Exact repetition is required: output every record in full.

(Records)
^^^^^^^^
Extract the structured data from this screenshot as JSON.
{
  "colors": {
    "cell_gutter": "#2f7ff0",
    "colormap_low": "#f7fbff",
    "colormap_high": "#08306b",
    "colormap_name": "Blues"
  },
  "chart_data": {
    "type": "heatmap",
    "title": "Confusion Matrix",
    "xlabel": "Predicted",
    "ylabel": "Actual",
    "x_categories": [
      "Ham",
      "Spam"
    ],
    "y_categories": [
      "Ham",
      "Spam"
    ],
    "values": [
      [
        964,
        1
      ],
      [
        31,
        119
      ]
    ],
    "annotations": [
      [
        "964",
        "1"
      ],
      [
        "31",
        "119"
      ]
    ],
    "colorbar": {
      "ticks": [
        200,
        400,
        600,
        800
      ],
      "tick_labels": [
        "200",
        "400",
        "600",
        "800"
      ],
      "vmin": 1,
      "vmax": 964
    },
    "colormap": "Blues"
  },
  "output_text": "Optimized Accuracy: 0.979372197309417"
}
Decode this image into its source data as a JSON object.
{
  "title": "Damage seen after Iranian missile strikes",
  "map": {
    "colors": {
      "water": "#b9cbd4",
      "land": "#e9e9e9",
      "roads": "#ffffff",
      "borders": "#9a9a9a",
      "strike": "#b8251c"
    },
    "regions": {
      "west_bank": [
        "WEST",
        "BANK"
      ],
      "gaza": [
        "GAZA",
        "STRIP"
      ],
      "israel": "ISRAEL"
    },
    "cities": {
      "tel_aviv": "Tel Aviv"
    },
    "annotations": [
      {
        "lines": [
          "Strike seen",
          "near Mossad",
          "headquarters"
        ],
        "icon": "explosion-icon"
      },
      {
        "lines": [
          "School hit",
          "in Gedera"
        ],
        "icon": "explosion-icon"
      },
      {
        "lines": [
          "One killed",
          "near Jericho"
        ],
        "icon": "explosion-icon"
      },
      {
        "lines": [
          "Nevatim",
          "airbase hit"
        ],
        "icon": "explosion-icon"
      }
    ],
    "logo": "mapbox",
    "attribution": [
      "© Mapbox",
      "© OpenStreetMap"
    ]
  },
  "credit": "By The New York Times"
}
^^^^^^^^
• [Solution to this task]
Extract the structured data from this screenshot as JSON.
{
  "colors": {
    "cell_gutter": "#2f7ff0",
    "colormap_low": "#f7fbff",
    "colormap_high": "#08306b",
    "colormap_name": "Blues"
  },
  "chart_data": {
    "type": "heatmap",
    "title": "Confusion Matrix",
    "xlabel": "Predicted",
    "ylabel": "Actual",
    "x_categories": [
      "Ham",
      "Spam"
    ],
    "y_categories": [
      "Ham",
      "Spam"
    ],
    "values": [
      [
        964,
        1
      ],
      [
        31,
        119
      ]
    ],
    "annotations": [
      [
        "964",
        "1"
      ],
      [
        "31",
        "119"
      ]
    ],
    "colorbar": {
      "ticks": [
        200,
        400,
        600,
        800
      ],
      "tick_labels": [
        "200",
        "400",
        "600",
        "800"
      ],
      "vmin": 1,
      "vmax": 964
    },
    "colormap": "Blues"
  },
  "output_text": "Optimized Accuracy: 0.979372197309417"
}
Decode this image into its source data as a JSON object.
{
  "title": "Damage seen after Iranian missile strikes",
  "map": {
    "colors": {
      "water": "#b9cbd4",
      "land": "#e9e9e9",
      "roads": "#ffffff",
      "borders": "#9a9a9a",
      "strike": "#b8251c"
    },
    "regions": {
      "west_bank": [
        "WEST",
        "BANK"
      ],
      "gaza": [
        "GAZA",
        "STRIP"
      ],
      "israel": "ISRAEL"
    },
    "cities": {
      "tel_aviv": "Tel Aviv"
    },
    "annotations": [
      {
        "lines": [
          "Strike seen",
          "near Mossad",
          "headquarters"
        ],
        "icon": "explosion-icon"
      },
      {
        "lines": [
          "School hit",
          "in Gedera"
        ],
        "icon": "explosion-icon"
      },
      {
        "lines": [
          "One killed",
          "near Jericho"
        ],
        "icon": "explosion-icon"
      },
      {
        "lines": [
          "Nevatim",
          "airbase hit"
        ],
        "icon": "explosion-icon"
      }
    ],
    "logo": "mapbox",
    "attribution": [
      "© Mapbox",
      "© OpenStreetMap"
    ]
  },
  "credit": "By The New York Times"
}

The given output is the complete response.